■ Problem statement:
Type out the data exactly as given. Skip any image.

■ Raw records:
——

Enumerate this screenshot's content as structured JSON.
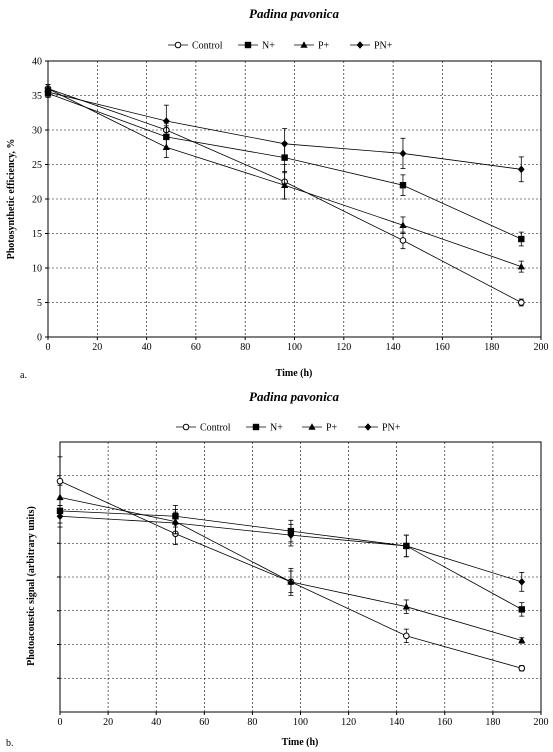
{
  "chart_data": [
    {
      "type": "line",
      "panel_label": "a.",
      "title": "Padina pavonica",
      "xlabel": "Time (h)",
      "ylabel": "Photosynthetic efficiency, %",
      "xlim": [
        0,
        200
      ],
      "ylim": [
        0,
        40
      ],
      "xticks": [
        "0",
        "20",
        "40",
        "60",
        "80",
        "100",
        "120",
        "140",
        "160",
        "180",
        "200"
      ],
      "yticks": [
        "0",
        "5",
        "10",
        "15",
        "20",
        "25",
        "30",
        "35",
        "40"
      ],
      "grid": true,
      "legend_position": "top",
      "x": [
        0,
        48,
        96,
        144,
        192
      ],
      "series": [
        {
          "name": "Control",
          "marker": "circle-open",
          "values": [
            36.0,
            30.0,
            22.5,
            14.0,
            5.0
          ],
          "errors": [
            0.6,
            1.0,
            2.5,
            1.2,
            0.5
          ]
        },
        {
          "name": "N+",
          "marker": "square",
          "values": [
            35.3,
            29.0,
            26.0,
            22.0,
            14.2
          ],
          "errors": [
            0.6,
            1.6,
            2.2,
            1.5,
            1.0
          ]
        },
        {
          "name": "P+",
          "marker": "triangle",
          "values": [
            36.0,
            27.5,
            22.0,
            16.2,
            10.2
          ],
          "errors": [
            0.6,
            1.5,
            2.0,
            1.2,
            0.8
          ]
        },
        {
          "name": "PN+",
          "marker": "diamond",
          "values": [
            35.5,
            31.3,
            28.0,
            26.6,
            24.3
          ],
          "errors": [
            0.6,
            2.3,
            2.2,
            2.2,
            1.8
          ]
        }
      ]
    },
    {
      "type": "line",
      "panel_label": "b.",
      "title": "Padina pavonica",
      "xlabel": "Time (h)",
      "ylabel": "Photoacoustic signal (arbitrary units)",
      "xlim": [
        0,
        200
      ],
      "ylim": [
        0,
        10
      ],
      "xticks": [
        "0",
        "20",
        "40",
        "60",
        "80",
        "100",
        "120",
        "140",
        "160",
        "180",
        "200"
      ],
      "yticks": [],
      "grid": true,
      "legend_position": "top",
      "x": [
        0,
        48,
        96,
        144,
        192
      ],
      "series": [
        {
          "name": "Control",
          "marker": "circle-open",
          "values": [
            8.55,
            6.6,
            4.82,
            2.82,
            1.62
          ],
          "errors": [
            0.9,
            0.4,
            0.5,
            0.25,
            0.1
          ]
        },
        {
          "name": "N+",
          "marker": "square",
          "values": [
            7.45,
            7.25,
            6.7,
            6.15,
            3.8
          ],
          "errors": [
            0.45,
            0.4,
            0.4,
            0.4,
            0.25
          ]
        },
        {
          "name": "P+",
          "marker": "triangle",
          "values": [
            7.95,
            7.05,
            4.82,
            3.9,
            2.65
          ],
          "errors": [
            0.45,
            0.45,
            0.4,
            0.25,
            0.1
          ]
        },
        {
          "name": "PN+",
          "marker": "diamond",
          "values": [
            7.25,
            7.0,
            6.55,
            6.15,
            4.82
          ],
          "errors": [
            0.4,
            0.4,
            0.4,
            0.4,
            0.35
          ]
        }
      ]
    }
  ]
}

——

■ Final result:
Enumerate this screenshot's content as structured JSON.
{
  "chart_data": [
    {
      "type": "line",
      "panel_label": "a.",
      "title": "Padina pavonica",
      "xlabel": "Time (h)",
      "ylabel": "Photosynthetic efficiency, %",
      "xlim": [
        0,
        200
      ],
      "ylim": [
        0,
        40
      ],
      "xticks": [
        "0",
        "20",
        "40",
        "60",
        "80",
        "100",
        "120",
        "140",
        "160",
        "180",
        "200"
      ],
      "yticks": [
        "0",
        "5",
        "10",
        "15",
        "20",
        "25",
        "30",
        "35",
        "40"
      ],
      "grid": true,
      "legend_position": "top",
      "x": [
        0,
        48,
        96,
        144,
        192
      ],
      "series": [
        {
          "name": "Control",
          "marker": "circle-open",
          "values": [
            36.0,
            30.0,
            22.5,
            14.0,
            5.0
          ],
          "errors": [
            0.6,
            1.0,
            2.5,
            1.2,
            0.5
          ]
        },
        {
          "name": "N+",
          "marker": "square",
          "values": [
            35.3,
            29.0,
            26.0,
            22.0,
            14.2
          ],
          "errors": [
            0.6,
            1.6,
            2.2,
            1.5,
            1.0
          ]
        },
        {
          "name": "P+",
          "marker": "triangle",
          "values": [
            36.0,
            27.5,
            22.0,
            16.2,
            10.2
          ],
          "errors": [
            0.6,
            1.5,
            2.0,
            1.2,
            0.8
          ]
        },
        {
          "name": "PN+",
          "marker": "diamond",
          "values": [
            35.5,
            31.3,
            28.0,
            26.6,
            24.3
          ],
          "errors": [
            0.6,
            2.3,
            2.2,
            2.2,
            1.8
          ]
        }
      ]
    },
    {
      "type": "line",
      "panel_label": "b.",
      "title": "Padina pavonica",
      "xlabel": "Time (h)",
      "ylabel": "Photoacoustic signal (arbitrary units)",
      "xlim": [
        0,
        200
      ],
      "ylim": [
        0,
        10
      ],
      "xticks": [
        "0",
        "20",
        "40",
        "60",
        "80",
        "100",
        "120",
        "140",
        "160",
        "180",
        "200"
      ],
      "yticks": [],
      "grid": true,
      "legend_position": "top",
      "x": [
        0,
        48,
        96,
        144,
        192
      ],
      "series": [
        {
          "name": "Control",
          "marker": "circle-open",
          "values": [
            8.55,
            6.6,
            4.82,
            2.82,
            1.62
          ],
          "errors": [
            0.9,
            0.4,
            0.5,
            0.25,
            0.1
          ]
        },
        {
          "name": "N+",
          "marker": "square",
          "values": [
            7.45,
            7.25,
            6.7,
            6.15,
            3.8
          ],
          "errors": [
            0.45,
            0.4,
            0.4,
            0.4,
            0.25
          ]
        },
        {
          "name": "P+",
          "marker": "triangle",
          "values": [
            7.95,
            7.05,
            4.82,
            3.9,
            2.65
          ],
          "errors": [
            0.45,
            0.45,
            0.4,
            0.25,
            0.1
          ]
        },
        {
          "name": "PN+",
          "marker": "diamond",
          "values": [
            7.25,
            7.0,
            6.55,
            6.15,
            4.82
          ],
          "errors": [
            0.4,
            0.4,
            0.4,
            0.4,
            0.35
          ]
        }
      ]
    }
  ]
}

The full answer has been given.